* WORK INSTRUCTIONS: Where a line contains the word "全星测试", copy that line.

* SUPPLIED INFORMATION:
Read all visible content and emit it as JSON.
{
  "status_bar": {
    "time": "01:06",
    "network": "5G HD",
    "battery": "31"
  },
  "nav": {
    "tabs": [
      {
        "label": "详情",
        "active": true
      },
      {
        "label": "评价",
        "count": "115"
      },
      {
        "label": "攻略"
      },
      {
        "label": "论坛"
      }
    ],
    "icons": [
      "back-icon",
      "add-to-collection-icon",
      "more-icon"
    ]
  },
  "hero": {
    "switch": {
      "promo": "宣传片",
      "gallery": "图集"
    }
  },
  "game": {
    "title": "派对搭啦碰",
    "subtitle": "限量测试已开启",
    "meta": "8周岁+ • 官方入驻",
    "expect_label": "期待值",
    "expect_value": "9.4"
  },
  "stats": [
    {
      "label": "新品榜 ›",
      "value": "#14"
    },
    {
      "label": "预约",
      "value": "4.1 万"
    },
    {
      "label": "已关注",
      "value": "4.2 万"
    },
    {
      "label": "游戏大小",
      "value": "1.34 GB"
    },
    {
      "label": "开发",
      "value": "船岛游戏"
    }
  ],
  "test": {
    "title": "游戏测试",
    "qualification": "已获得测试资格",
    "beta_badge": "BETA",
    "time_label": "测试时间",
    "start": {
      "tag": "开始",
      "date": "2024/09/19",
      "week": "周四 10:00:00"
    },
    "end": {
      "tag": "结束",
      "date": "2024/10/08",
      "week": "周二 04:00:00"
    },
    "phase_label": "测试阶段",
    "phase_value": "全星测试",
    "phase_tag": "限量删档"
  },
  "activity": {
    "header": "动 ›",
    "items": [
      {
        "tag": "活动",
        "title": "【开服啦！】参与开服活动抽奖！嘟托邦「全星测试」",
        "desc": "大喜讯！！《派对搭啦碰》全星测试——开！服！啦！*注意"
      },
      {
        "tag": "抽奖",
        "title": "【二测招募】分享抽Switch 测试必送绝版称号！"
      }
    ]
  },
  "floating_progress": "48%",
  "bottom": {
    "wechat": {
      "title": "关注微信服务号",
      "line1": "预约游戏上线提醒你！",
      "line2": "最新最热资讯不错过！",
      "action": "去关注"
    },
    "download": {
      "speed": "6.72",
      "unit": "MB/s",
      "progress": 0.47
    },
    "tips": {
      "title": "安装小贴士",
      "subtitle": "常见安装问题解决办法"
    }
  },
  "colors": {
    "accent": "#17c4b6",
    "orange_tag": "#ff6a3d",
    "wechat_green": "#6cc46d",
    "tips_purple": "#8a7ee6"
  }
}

* ANSWER FOR THE TASK:
    "phase_value": "全星测试",
        "title": "【开服啦！】参与开服活动抽奖！嘟托邦「全星测试」",
        "desc": "大喜讯！！《派对搭啦碰》全星测试——开！服！啦！*注意"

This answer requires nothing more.